▶ [TASK INSTRUCTIONS]: Copy, from the entries below, each line in which the string "metrics" appears.

▶ [SUPPLIED INFORMATION]:
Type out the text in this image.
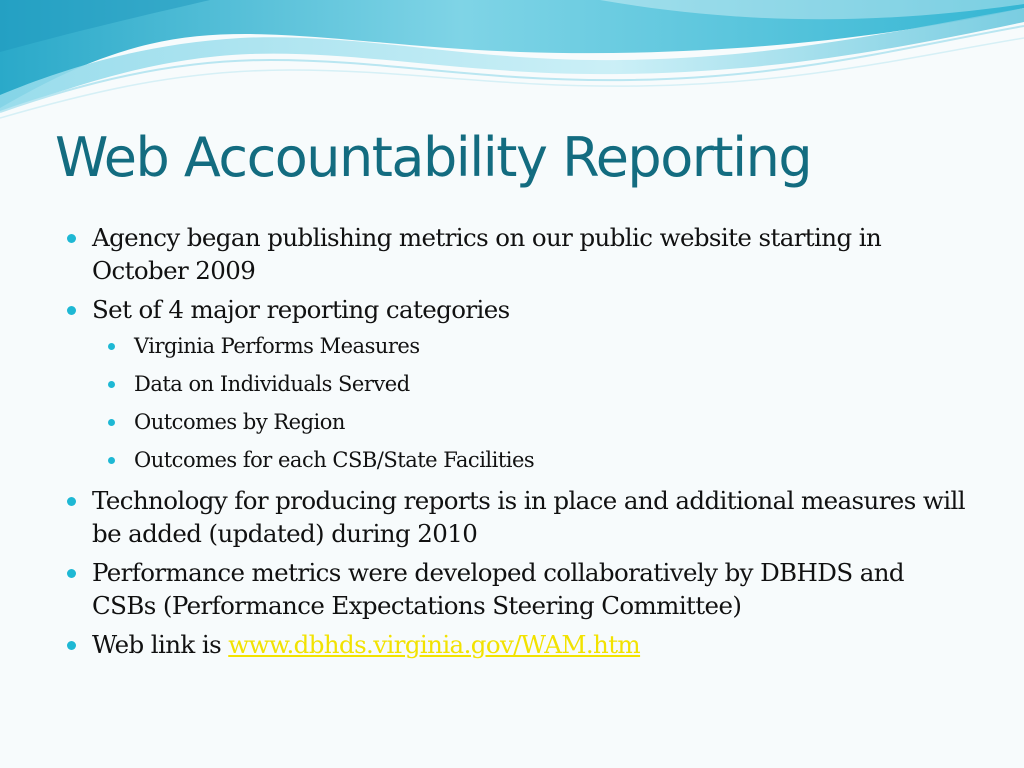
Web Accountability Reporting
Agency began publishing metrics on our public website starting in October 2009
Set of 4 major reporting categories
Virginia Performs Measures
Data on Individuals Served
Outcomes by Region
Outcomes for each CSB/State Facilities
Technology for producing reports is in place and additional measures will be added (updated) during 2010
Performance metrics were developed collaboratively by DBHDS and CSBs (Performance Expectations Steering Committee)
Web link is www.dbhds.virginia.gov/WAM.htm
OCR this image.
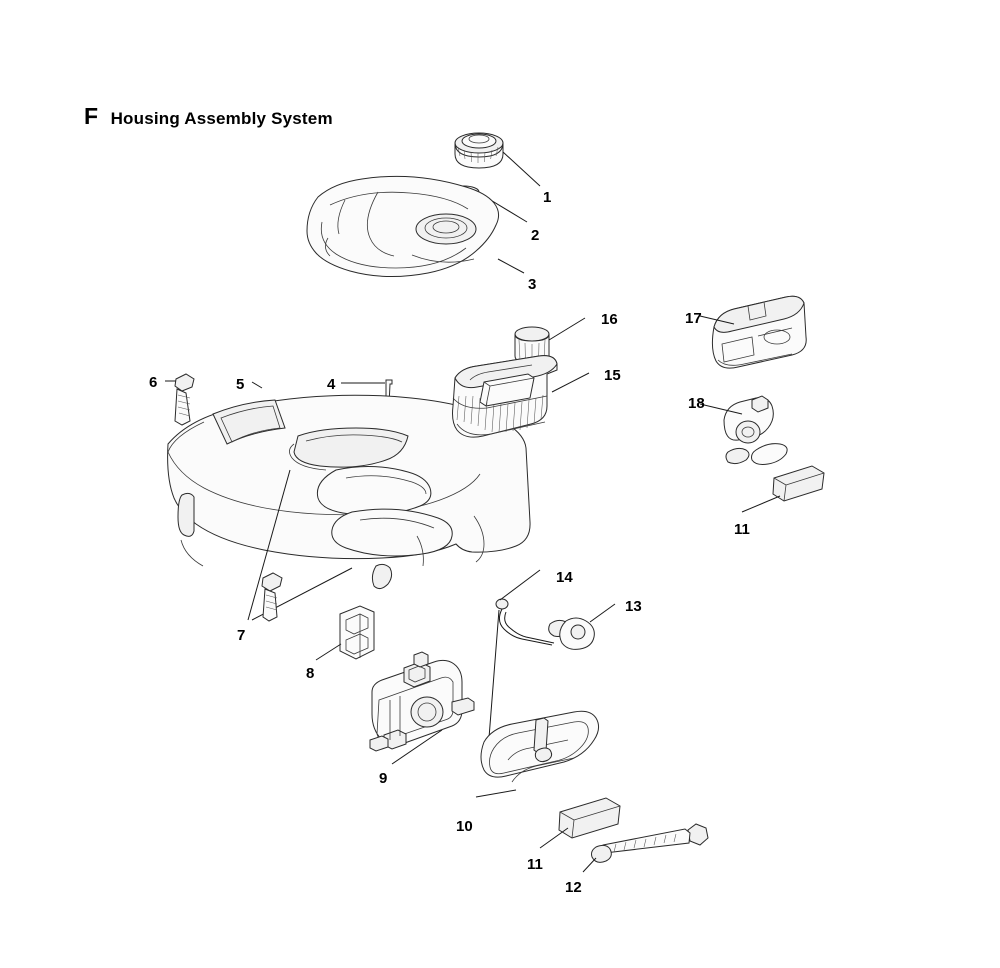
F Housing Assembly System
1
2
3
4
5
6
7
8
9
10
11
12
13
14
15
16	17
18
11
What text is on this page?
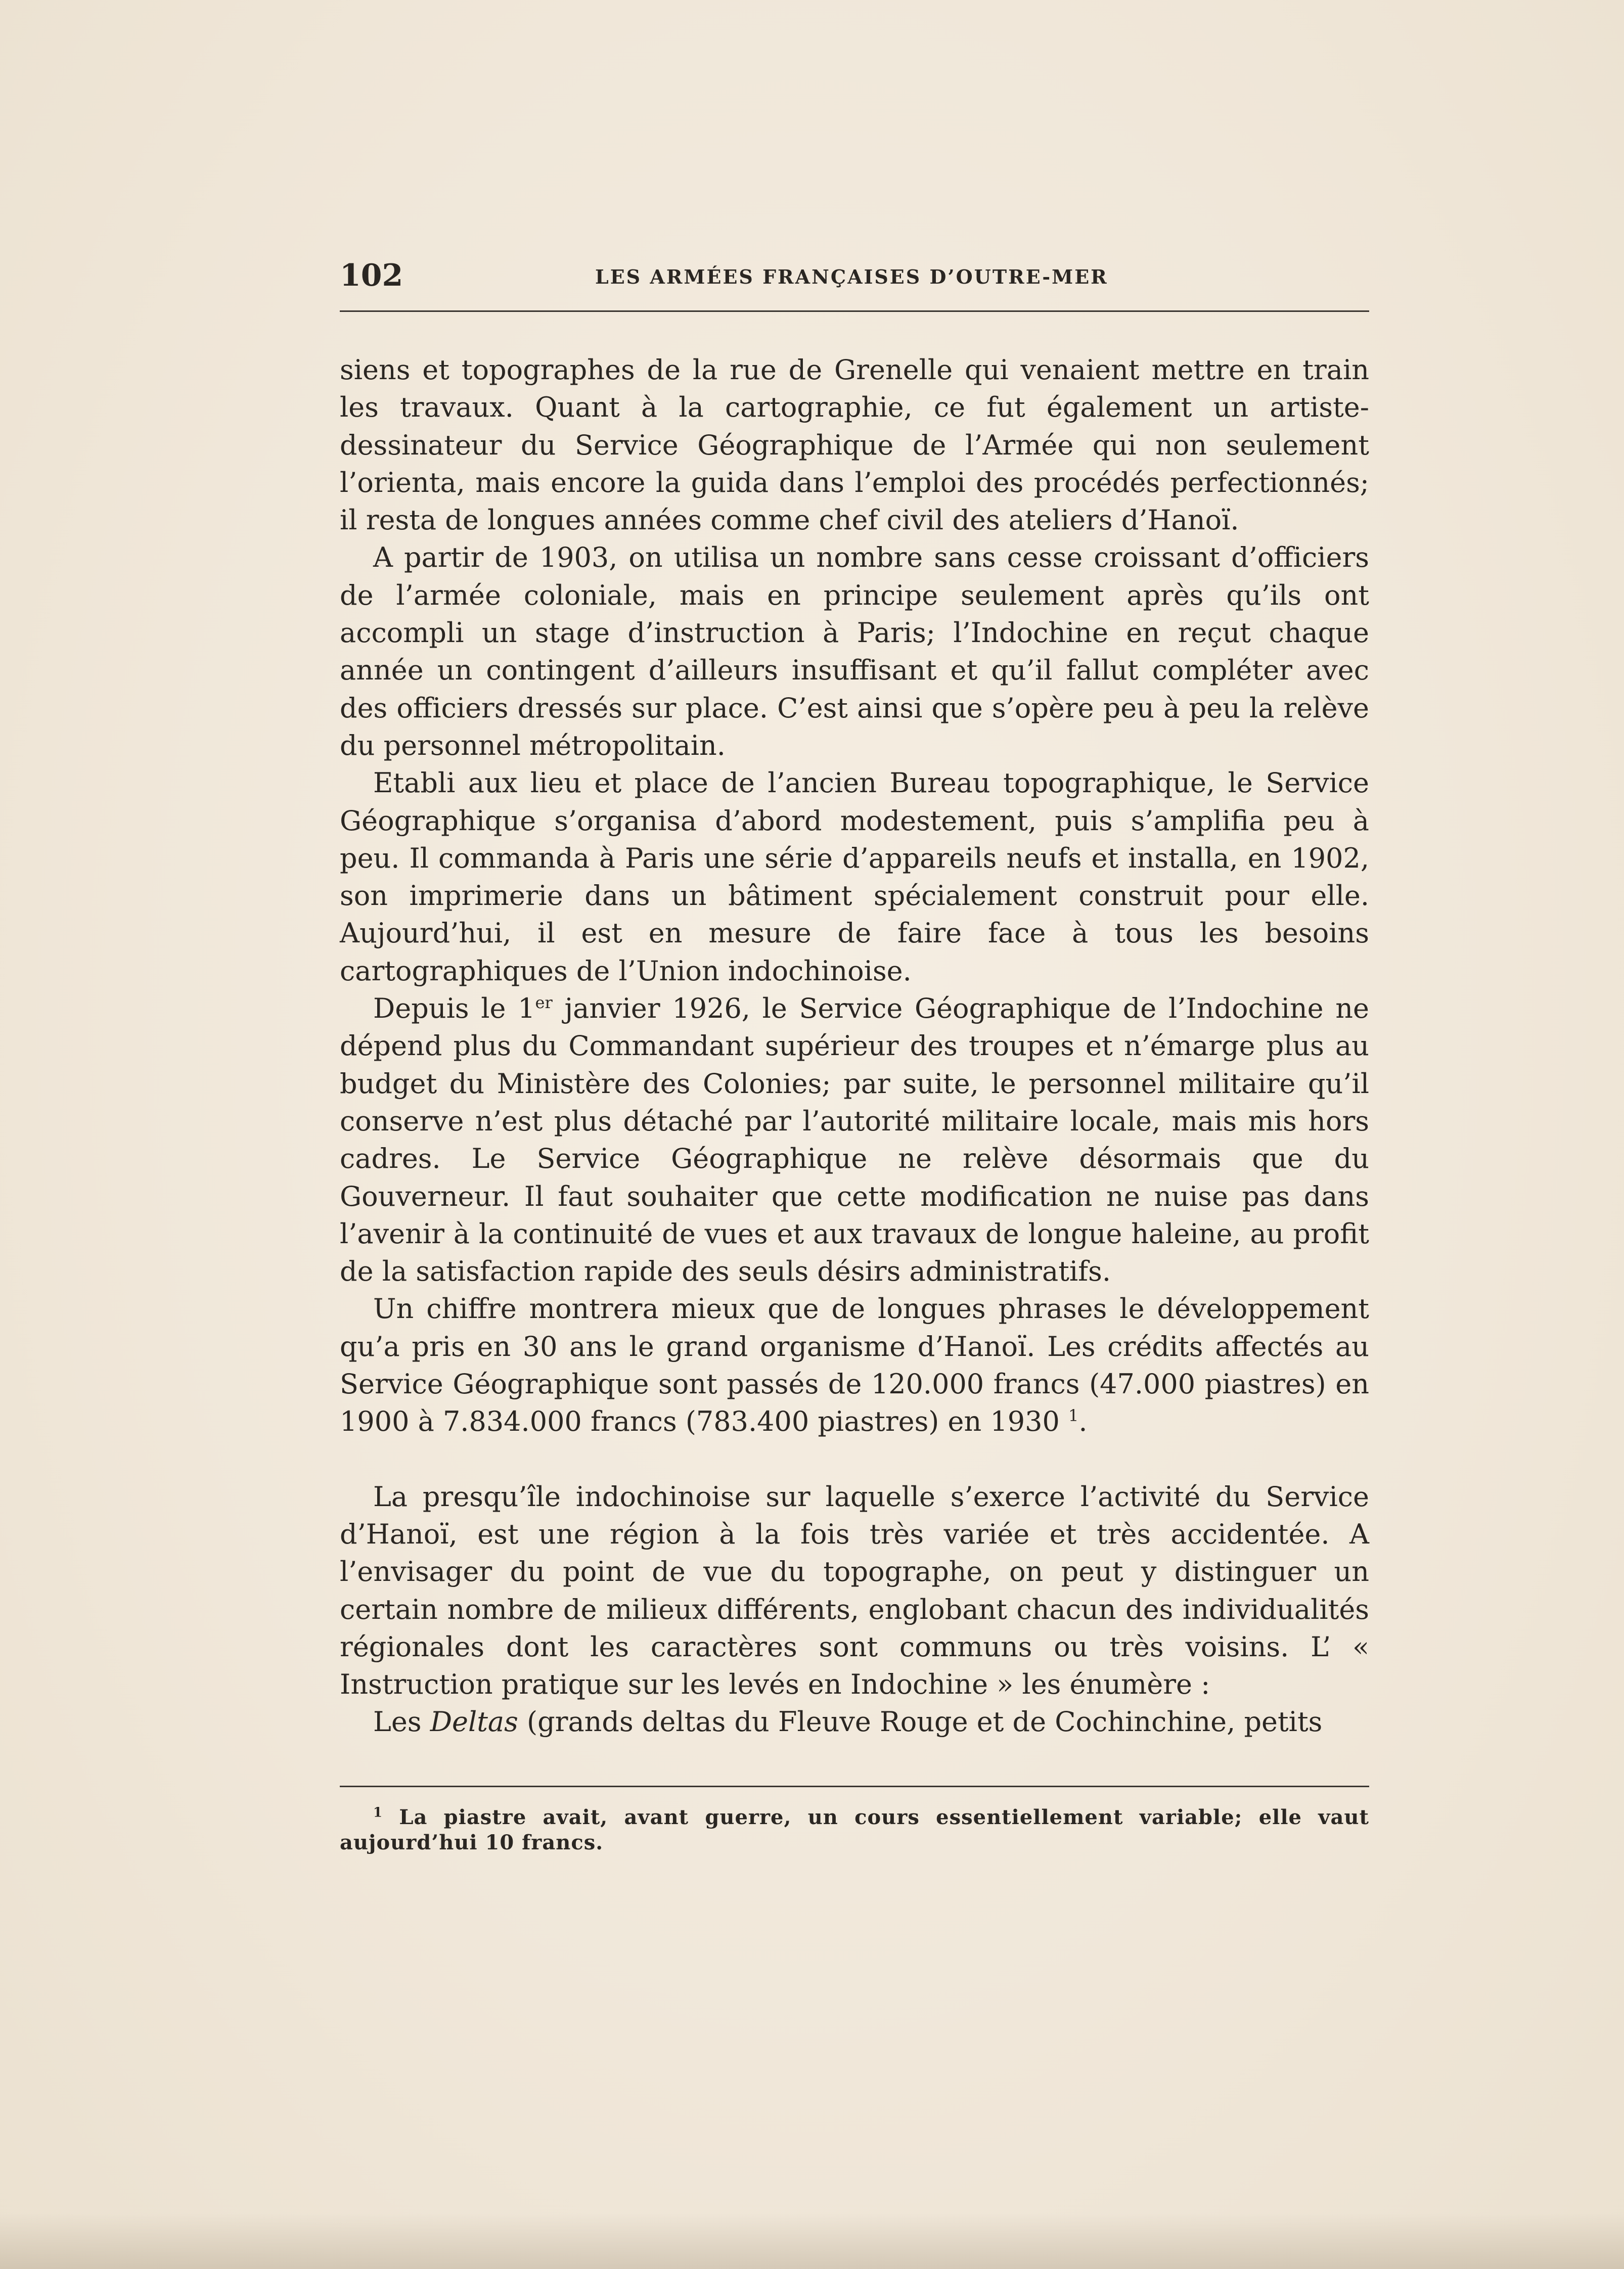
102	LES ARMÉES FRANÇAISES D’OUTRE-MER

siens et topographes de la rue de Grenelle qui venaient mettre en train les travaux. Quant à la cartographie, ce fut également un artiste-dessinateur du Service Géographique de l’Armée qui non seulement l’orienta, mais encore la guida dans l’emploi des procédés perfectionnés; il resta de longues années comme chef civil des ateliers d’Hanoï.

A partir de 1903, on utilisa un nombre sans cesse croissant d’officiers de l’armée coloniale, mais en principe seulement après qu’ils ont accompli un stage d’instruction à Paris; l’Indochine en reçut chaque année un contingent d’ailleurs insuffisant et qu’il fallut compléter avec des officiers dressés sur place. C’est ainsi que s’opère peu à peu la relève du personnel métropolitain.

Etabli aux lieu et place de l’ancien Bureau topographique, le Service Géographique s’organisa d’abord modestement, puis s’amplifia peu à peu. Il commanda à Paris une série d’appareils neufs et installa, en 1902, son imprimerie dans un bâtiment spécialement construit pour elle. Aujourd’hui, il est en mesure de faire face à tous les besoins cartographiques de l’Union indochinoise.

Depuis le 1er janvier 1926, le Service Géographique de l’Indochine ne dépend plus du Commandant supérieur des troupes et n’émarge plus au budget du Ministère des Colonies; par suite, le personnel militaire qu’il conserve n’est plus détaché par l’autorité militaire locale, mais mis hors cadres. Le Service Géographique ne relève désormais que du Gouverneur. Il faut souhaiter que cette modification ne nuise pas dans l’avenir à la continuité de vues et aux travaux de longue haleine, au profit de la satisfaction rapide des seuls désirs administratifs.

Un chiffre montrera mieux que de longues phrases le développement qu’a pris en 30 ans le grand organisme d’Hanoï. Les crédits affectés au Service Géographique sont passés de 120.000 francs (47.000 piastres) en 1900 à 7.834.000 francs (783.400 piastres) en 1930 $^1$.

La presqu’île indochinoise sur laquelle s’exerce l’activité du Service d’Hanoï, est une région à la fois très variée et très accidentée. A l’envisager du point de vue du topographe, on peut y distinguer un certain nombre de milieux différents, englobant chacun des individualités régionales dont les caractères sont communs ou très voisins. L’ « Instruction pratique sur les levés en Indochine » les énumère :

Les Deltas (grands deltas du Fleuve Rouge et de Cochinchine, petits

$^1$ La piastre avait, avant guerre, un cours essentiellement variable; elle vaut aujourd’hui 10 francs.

▶ [FULL RESPONSE]:
Agency began publishing metrics on our public website starting in October 2009
Performance metrics were developed collaboratively by DBHDS and CSBs (Performance Expectations Steering Committee)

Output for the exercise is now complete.